* begin Material provided *

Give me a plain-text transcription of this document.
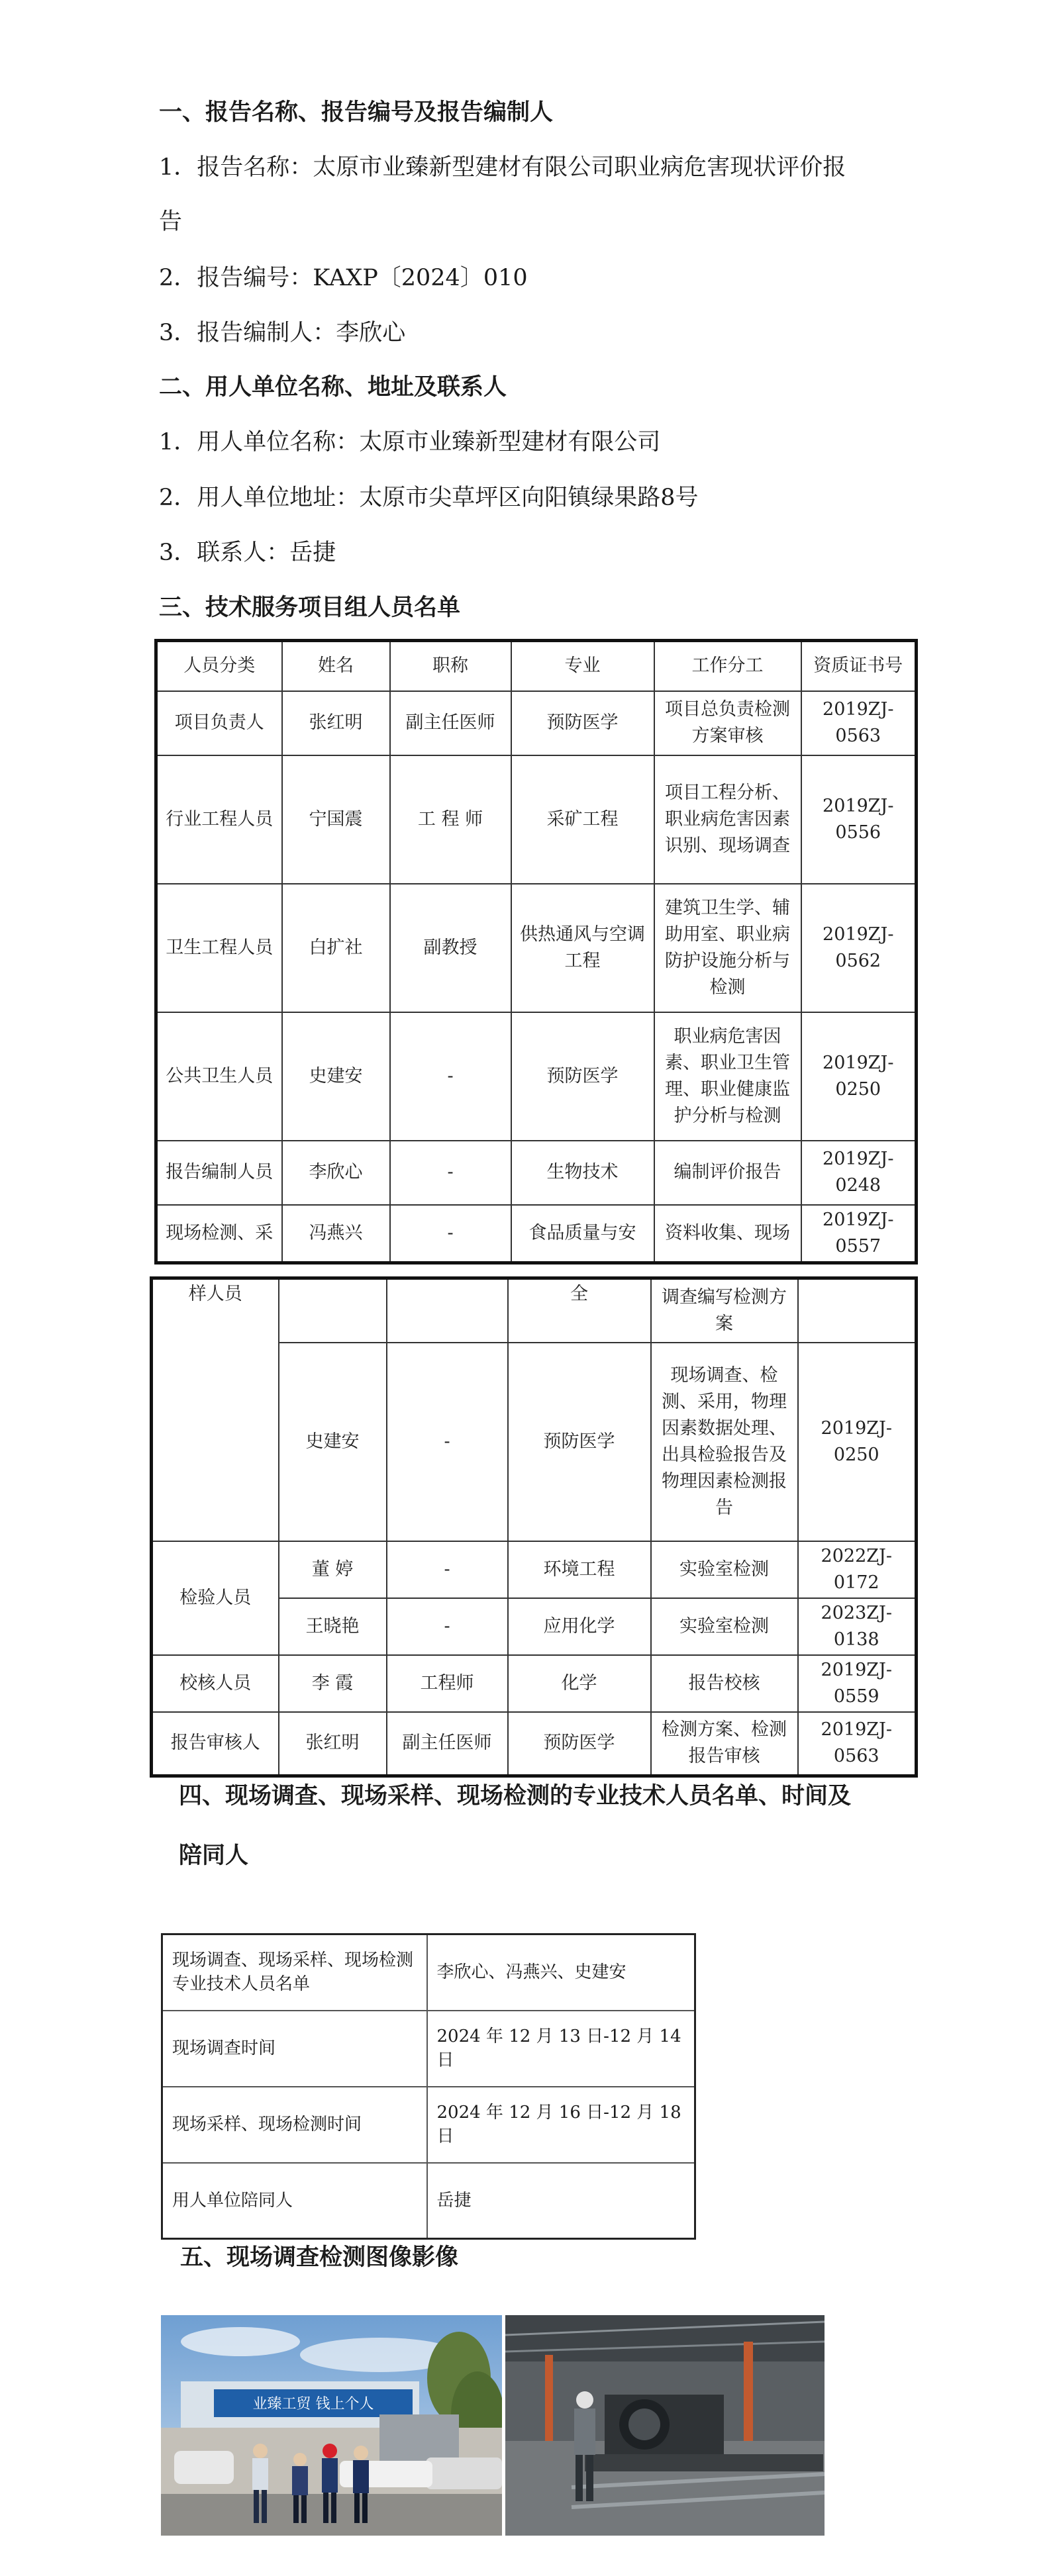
一、报告名称、报告编号及报告编制人
1．报告名称：太原市业臻新型建材有限公司职业病危害现状评价报
告
2．报告编号：KAXP〔2024〕010
3．报告编制人：李欣心
二、用人单位名称、地址及联系人
1．用人单位名称：太原市业臻新型建材有限公司
2．用人单位地址：太原市尖草坪区向阳镇绿果路8号
3．联系人：岳捷
三、技术服务项目组人员名单
人员分类	姓名	职称	专业	工作分工	资质证书号
项目负责人	张红明	副主任医师	预防医学	项目总负责检测方案审核	2019ZJ-0563
行业工程人员	宁国震	工 程 师	采矿工程	项目工程分析、职业病危害因素识别、现场调查	2019ZJ-0556
卫生工程人员	白扩社	副教授	供热通风与空调工程	建筑卫生学、辅助用室、职业病防护设施分析与检测	2019ZJ-0562
公共卫生人员	史建安	-	预防医学	职业病危害因素、职业卫生管理、职业健康监护分析与检测	2019ZJ-0250
报告编制人员	李欣心	-	生物技术	编制评价报告	2019ZJ-0248
现场检测、采	冯燕兴	-	食品质量与安	资料收集、现场	2019ZJ-0557
样人员			全	调查编写检测方案	
	史建安	-	预防医学	现场调查、检测、采用，物理因素数据处理、出具检验报告及物理因素检测报告	2019ZJ-0250
检验人员	董 婷	-	环境工程	实验室检测	2022ZJ-0172
	王晓艳	-	应用化学	实验室检测	2023ZJ-0138
校核人员	李 霞	工程师	化学	报告校核	2019ZJ-0559
报告审核人	张红明	副主任医师	预防医学	检测方案、检测报告审核	2019ZJ-0563
四、现场调查、现场采样、现场检测的专业技术人员名单、时间及
陪同人
现场调查、现场采样、现场检测专业技术人员名单	李欣心、冯燕兴、史建安
现场调查时间	2024 年 12 月 13 日-12 月 14 日
现场采样、现场检测时间	2024 年 12 月 16 日-12 月 18 日
用人单位陪同人	岳捷
五、现场调查检测图像影像
业臻工贸 钱上个人
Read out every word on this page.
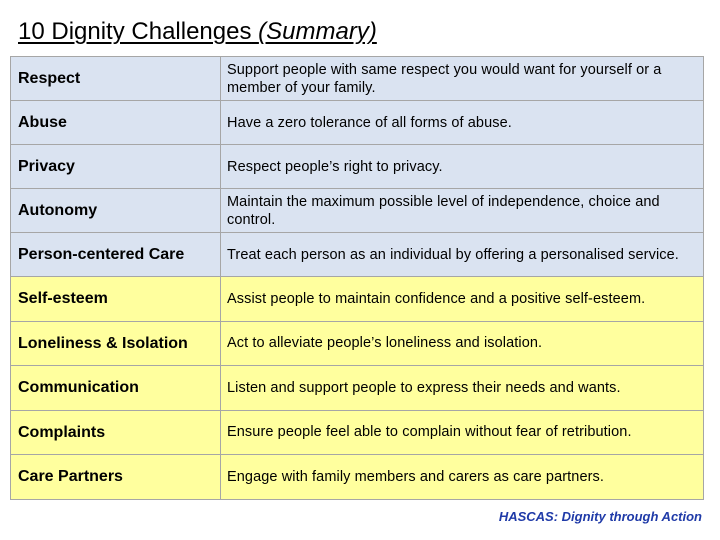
10 Dignity Challenges (Summary)
Respect	Support people with same respect you would want for yourself or a member of your family.
Abuse	Have a zero tolerance of all forms of abuse.
Privacy	Respect people’s right to privacy.
Autonomy	Maintain the maximum possible level of independence, choice and control.
Person-centered Care	Treat each person as an individual by offering a personalised service.
Self-esteem	Assist people to maintain confidence and a positive self-esteem.
Loneliness & Isolation	Act to alleviate people’s loneliness and isolation.
Communication	Listen and support people to express their needs and wants.
Complaints	Ensure people feel able to complain without fear of retribution.
Care Partners	Engage with family members and carers as care partners.
HASCAS: Dignity through Action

* end Material provided *

■ Directions for this task
Copy out the lines that hold "现场采样".

■ Full solution
四、现场调查、现场采样、现场检测的专业技术人员名单、时间及
现场调查、现场采样、现场检测专业技术人员名单	李欣心、冯燕兴、史建安
现场采样、现场检测时间	2024 年 12 月 16 日-12 月 18 日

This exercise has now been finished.